## [AIM OF THE EXERCISE]
Put every line of the records below into a Markdown table with the columns Number and Text, numbering the rows in order and skipping blank lines.

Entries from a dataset
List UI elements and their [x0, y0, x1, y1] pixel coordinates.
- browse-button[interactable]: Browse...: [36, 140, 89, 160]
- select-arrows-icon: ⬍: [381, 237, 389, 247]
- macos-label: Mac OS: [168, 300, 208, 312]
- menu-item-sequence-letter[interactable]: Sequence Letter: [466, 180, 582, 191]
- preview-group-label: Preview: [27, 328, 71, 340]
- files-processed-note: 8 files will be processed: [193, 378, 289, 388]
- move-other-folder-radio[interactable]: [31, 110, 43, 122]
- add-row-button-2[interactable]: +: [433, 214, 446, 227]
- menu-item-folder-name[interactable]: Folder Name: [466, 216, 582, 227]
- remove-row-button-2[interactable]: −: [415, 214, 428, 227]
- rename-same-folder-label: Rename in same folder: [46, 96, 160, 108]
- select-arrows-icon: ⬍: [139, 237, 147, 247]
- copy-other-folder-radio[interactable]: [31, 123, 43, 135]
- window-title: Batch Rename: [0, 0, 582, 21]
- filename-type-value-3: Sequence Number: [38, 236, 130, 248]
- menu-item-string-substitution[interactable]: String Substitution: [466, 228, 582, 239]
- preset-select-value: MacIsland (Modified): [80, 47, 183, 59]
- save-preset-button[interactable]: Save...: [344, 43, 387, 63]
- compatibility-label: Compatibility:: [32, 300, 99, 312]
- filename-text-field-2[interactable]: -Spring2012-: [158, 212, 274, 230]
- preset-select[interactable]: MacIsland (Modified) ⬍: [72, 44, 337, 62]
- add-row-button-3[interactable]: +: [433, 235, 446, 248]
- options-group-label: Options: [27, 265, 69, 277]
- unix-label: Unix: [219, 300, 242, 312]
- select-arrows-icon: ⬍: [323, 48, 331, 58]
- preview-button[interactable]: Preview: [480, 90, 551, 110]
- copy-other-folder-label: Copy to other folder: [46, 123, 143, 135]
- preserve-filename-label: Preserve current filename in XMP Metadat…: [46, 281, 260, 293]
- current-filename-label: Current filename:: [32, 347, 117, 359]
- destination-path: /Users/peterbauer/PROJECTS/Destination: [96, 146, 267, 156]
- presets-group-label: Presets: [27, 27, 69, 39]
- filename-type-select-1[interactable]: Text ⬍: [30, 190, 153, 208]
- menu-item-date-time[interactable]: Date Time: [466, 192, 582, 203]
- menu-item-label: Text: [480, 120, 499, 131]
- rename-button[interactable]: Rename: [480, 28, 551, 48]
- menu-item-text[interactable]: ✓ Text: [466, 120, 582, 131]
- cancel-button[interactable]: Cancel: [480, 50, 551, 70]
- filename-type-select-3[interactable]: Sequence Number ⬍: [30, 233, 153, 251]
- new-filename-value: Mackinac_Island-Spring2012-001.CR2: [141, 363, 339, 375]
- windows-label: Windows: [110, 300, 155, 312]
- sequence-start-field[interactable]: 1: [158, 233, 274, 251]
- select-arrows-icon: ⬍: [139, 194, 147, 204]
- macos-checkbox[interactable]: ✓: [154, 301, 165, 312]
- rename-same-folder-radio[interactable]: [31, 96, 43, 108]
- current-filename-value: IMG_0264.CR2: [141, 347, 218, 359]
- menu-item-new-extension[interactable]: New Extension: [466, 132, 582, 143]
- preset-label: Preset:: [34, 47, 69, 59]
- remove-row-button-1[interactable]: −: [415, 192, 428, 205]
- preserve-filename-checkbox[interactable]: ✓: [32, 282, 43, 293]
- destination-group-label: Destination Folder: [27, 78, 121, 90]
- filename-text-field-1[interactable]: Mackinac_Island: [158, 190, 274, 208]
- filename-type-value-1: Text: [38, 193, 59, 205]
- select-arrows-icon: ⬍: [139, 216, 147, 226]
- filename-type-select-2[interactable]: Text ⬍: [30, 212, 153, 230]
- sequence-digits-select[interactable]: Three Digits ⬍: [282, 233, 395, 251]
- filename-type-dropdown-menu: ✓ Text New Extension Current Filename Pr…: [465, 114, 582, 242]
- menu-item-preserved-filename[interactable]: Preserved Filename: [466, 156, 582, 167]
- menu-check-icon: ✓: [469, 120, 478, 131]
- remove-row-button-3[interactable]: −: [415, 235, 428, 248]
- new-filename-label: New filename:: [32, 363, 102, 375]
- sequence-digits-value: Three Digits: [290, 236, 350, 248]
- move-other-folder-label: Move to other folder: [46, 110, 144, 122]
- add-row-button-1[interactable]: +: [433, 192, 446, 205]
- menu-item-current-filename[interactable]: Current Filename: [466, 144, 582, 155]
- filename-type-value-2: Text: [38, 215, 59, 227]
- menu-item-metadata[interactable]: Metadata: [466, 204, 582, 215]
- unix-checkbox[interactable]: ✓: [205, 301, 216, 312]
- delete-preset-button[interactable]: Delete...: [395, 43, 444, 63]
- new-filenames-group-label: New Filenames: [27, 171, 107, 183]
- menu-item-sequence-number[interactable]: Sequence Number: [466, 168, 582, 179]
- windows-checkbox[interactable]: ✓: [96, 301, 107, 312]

## [EXERCISE SOLUTION]
| Number | Text |
|---|---|
| 1 | List UI elements and their [x0, y0, x1, y1] pixel coordinates. |
| 2 | - browse-button[interactable]: Browse...: [36, 140, 89, 160] |
| 3 | - select-arrows-icon: ⬍: [381, 237, 389, 247] |
| 4 | - macos-label: Mac OS: [168, 300, 208, 312] |
| 5 | - menu-item-sequence-letter[interactable]: Sequence Letter: [466, 180, 582, 191] |
| 6 | - preview-group-label: Preview: [27, 328, 71, 340] |
| 7 | - files-processed-note: 8 files will be processed: [193, 378, 289, 388] |
| 8 | - move-other-folder-radio[interactable]: [31, 110, 43, 122] |
| 9 | - add-row-button-2[interactable]: +: [433, 214, 446, 227] |
| 10 | - menu-item-folder-name[interactable]: Folder Name: [466, 216, 582, 227] |
| 11 | - remove-row-button-2[interactable]: −: [415, 214, 428, 227] |
| 12 | - rename-same-folder-label: Rename in same folder: [46, 96, 160, 108] |
| 13 | - select-arrows-icon: ⬍: [139, 237, 147, 247] |
| 14 | - copy-other-folder-radio[interactable]: [31, 123, 43, 135] |
| 15 | - window-title: Batch Rename: [0, 0, 582, 21] |
| 16 | - filename-type-value-3: Sequence Number: [38, 236, 130, 248] |
| 17 | - menu-item-string-substitution[interactable]: String Substitution: [466, 228, 582, 239] |
| 18 | - preset-select-value: MacIsland (Modified): [80, 47, 183, 59] |
| 19 | - save-preset-button[interactable]: Save...: [344, 43, 387, 63] |
| 20 | - compatibility-label: Compatibility:: [32, 300, 99, 312] |
| 21 | - filename-text-field-2[interactable]: -Spring2012-: [158, 212, 274, 230] |
| 22 | - preset-select[interactable]: MacIsland (Modified) ⬍: [72, 44, 337, 62] |
| 23 | - add-row-button-3[interactable]: +: [433, 235, 446, 248] |
| 24 | - options-group-label: Options: [27, 265, 69, 277] |
| 25 | - unix-label: Unix: [219, 300, 242, 312] |
| 26 | - select-arrows-icon: ⬍: [323, 48, 331, 58] |
| 27 | - preview-button[interactable]: Preview: [480, 90, 551, 110] |
| 28 | - copy-other-folder-label: Copy to other folder: [46, 123, 143, 135] |
| 29 | - preserve-filename-label: Preserve current filename in XMP Metadat…: [46, 281, 260, 293] |
| 30 | - current-filename-label: Current filename:: [32, 347, 117, 359] |
| 31 | - destination-path: /Users/peterbauer/PROJECTS/Destination: [96, 146, 267, 156] |
| 32 | - presets-group-label: Presets: [27, 27, 69, 39] |
| 33 | - filename-type-select-1[interactable]: Text ⬍: [30, 190, 153, 208] |
| 34 | - menu-item-date-time[interactable]: Date Time: [466, 192, 582, 203] |
| 35 | - menu-item-label: Text: [480, 120, 499, 131] |
| 36 | - rename-button[interactable]: Rename: [480, 28, 551, 48] |
| 37 | - menu-item-text[interactable]: ✓ Text: [466, 120, 582, 131] |
| 38 | - cancel-button[interactable]: Cancel: [480, 50, 551, 70] |
| 39 | - filename-type-select-3[interactable]: Sequence Number ⬍: [30, 233, 153, 251] |
| 40 | - new-filename-value: Mackinac_Island-Spring2012-001.CR2: [141, 363, 339, 375] |
| 41 | - windows-label: Windows: [110, 300, 155, 312] |
| 42 | - sequence-start-field[interactable]: 1: [158, 233, 274, 251] |
| 43 | - select-arrows-icon: ⬍: [139, 194, 147, 204] |
| 44 | - macos-checkbox[interactable]: ✓: [154, 301, 165, 312] |
| 45 | - rename-same-folder-radio[interactable]: [31, 96, 43, 108] |
| 46 | - current-filename-value: IMG_0264.CR2: [141, 347, 218, 359] |
| 47 | - menu-item-new-extension[interactable]: New Extension: [466, 132, 582, 143] |
| 48 | - preset-label: Preset:: [34, 47, 69, 59] |
| 49 | - remove-row-button-1[interactable]: −: [415, 192, 428, 205] |
| 50 | - preserve-filename-checkbox[interactable]: ✓: [32, 282, 43, 293] |
| 51 | - destination-group-label: Destination Folder: [27, 78, 121, 90] |
| 52 | - filename-text-field-1[interactable]: Mackinac_Island: [158, 190, 274, 208] |
| 53 | - filename-type-value-1: Text: [38, 193, 59, 205] |
| 54 | - select-arrows-icon: ⬍: [139, 216, 147, 226] |
| 55 | - filename-type-select-2[interactable]: Text ⬍: [30, 212, 153, 230] |
| 56 | - sequence-digits-select[interactable]: Three Digits ⬍: [282, 233, 395, 251] |
| 57 | - filename-type-dropdown-menu: ✓ Text New Extension Current Filename Pr…: [465, 114, 582, 242] |
| 58 | - menu-item-preserved-filename[interactable]: Preserved Filename: [466, 156, 582, 167] |
| 59 | - menu-check-icon: ✓: [469, 120, 478, 131] |
| 60 | - remove-row-button-3[interactable]: −: [415, 235, 428, 248] |
| 61 | - new-filename-label: New filename:: [32, 363, 102, 375] |
| 62 | - sequence-digits-value: Three Digits: [290, 236, 350, 248] |
| 63 | - move-other-folder-label: Move to other folder: [46, 110, 144, 122] |
| 64 | - add-row-button-1[interactable]: +: [433, 192, 446, 205] |
| 65 | - menu-item-current-filename[interactable]: Current Filename: [466, 144, 582, 155] |
| 66 | - filename-type-value-2: Text: [38, 215, 59, 227] |
| 67 | - menu-item-metadata[interactable]: Metadata: [466, 204, 582, 215] |
| 68 | - unix-checkbox[interactable]: ✓: [205, 301, 216, 312] |
| 69 | - delete-preset-button[interactable]: Delete...: [395, 43, 444, 63] |
| 70 | - new-filenames-group-label: New Filenames: [27, 171, 107, 183] |
| 71 | - menu-item-sequence-number[interactable]: Sequence Number: [466, 168, 582, 179] |
| 72 | - windows-checkbox[interactable]: ✓: [96, 301, 107, 312] |